> **Records for processing**
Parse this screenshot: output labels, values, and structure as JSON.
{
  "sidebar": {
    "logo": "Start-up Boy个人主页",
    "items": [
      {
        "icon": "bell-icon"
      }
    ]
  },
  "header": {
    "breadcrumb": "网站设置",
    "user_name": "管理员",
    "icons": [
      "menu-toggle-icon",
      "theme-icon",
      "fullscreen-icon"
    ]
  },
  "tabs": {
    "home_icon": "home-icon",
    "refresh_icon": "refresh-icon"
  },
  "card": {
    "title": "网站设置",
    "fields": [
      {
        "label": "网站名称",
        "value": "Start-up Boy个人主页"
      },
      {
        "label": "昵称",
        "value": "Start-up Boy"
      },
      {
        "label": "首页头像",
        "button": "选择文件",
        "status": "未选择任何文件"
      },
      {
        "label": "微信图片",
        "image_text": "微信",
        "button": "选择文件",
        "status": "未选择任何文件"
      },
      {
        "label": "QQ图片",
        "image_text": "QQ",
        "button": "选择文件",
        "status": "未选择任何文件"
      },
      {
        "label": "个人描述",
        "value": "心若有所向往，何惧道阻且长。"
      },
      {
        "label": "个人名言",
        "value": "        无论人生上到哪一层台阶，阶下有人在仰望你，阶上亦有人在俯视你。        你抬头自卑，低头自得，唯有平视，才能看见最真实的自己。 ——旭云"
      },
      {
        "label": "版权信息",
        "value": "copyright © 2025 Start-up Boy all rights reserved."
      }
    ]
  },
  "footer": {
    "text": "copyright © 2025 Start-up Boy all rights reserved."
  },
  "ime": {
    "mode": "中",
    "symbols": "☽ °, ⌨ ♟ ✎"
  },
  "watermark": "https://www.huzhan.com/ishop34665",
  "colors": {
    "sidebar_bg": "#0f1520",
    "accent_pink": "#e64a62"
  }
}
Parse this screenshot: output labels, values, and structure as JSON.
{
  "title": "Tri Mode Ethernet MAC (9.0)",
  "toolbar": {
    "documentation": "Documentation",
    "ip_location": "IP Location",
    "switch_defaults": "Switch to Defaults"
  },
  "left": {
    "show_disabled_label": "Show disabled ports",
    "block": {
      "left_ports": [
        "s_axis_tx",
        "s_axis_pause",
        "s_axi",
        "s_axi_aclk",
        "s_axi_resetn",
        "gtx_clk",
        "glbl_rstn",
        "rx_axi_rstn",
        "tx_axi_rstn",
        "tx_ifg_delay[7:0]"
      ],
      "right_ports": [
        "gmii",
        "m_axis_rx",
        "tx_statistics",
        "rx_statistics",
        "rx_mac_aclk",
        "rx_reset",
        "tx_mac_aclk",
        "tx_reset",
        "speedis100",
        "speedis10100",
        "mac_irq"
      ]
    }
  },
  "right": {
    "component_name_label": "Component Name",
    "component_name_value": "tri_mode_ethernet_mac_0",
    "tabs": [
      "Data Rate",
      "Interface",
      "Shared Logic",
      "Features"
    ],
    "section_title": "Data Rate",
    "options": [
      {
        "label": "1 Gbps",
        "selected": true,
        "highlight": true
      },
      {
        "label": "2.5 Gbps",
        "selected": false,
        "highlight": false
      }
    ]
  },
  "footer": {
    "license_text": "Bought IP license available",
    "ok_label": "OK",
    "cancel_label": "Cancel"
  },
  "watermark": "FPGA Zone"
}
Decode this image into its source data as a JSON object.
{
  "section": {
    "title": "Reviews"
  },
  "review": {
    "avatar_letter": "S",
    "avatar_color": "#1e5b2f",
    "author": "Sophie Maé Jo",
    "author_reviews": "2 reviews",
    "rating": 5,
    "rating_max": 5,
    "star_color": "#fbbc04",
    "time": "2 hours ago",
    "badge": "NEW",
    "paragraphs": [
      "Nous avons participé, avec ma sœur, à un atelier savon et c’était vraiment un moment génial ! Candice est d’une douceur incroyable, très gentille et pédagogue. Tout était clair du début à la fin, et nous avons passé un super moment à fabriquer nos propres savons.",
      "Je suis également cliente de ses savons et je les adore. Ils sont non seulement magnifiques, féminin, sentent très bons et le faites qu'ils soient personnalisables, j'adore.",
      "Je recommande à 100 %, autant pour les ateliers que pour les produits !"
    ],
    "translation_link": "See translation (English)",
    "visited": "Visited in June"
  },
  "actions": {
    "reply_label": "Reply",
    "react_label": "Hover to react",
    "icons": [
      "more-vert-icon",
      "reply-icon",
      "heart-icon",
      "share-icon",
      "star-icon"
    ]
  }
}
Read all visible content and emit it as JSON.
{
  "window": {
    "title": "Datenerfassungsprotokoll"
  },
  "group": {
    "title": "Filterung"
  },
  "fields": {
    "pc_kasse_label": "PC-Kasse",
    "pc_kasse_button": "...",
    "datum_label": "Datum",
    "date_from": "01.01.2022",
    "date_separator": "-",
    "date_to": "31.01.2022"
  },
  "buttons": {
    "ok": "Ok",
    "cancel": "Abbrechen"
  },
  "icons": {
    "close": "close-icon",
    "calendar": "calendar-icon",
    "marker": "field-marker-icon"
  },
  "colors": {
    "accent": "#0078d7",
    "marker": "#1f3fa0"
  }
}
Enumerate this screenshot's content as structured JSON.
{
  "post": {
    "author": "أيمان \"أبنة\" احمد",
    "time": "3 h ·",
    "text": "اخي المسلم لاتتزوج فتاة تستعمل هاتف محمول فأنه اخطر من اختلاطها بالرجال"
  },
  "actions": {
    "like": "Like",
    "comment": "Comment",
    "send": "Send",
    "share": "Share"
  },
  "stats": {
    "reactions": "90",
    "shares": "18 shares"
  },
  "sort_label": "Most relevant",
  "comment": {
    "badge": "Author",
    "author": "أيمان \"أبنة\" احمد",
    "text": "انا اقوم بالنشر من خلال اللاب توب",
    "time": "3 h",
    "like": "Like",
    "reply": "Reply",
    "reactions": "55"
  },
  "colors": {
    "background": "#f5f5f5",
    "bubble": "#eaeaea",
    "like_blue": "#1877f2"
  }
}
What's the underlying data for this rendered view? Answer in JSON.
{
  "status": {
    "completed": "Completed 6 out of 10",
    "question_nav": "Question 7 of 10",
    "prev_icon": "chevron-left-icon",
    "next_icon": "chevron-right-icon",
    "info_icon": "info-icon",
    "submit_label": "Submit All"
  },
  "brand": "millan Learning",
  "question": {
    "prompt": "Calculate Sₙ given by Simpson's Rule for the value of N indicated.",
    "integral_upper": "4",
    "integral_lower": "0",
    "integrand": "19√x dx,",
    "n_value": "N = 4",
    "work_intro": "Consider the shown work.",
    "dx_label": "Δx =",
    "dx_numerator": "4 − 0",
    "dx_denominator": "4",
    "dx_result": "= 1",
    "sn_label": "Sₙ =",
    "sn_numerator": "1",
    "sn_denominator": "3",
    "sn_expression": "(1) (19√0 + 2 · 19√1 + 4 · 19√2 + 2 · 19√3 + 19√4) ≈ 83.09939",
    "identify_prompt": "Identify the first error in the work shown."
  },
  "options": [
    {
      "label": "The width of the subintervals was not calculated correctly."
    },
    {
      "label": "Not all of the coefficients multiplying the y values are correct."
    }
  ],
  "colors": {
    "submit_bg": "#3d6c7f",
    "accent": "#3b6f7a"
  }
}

> **Aim of the exercise**
Gather, from the listing above, every line carrying the word "JSON".

> **Result for this exercise**
Parse this screenshot: output labels, values, and structure as JSON.
Parse this screenshot: output labels, values, and structure as JSON.
Decode this image into its source data as a JSON object.
Read all visible content and emit it as JSON.
Enumerate this screenshot's content as structured JSON.
What's the underlying data for this rendered view? Answer in JSON.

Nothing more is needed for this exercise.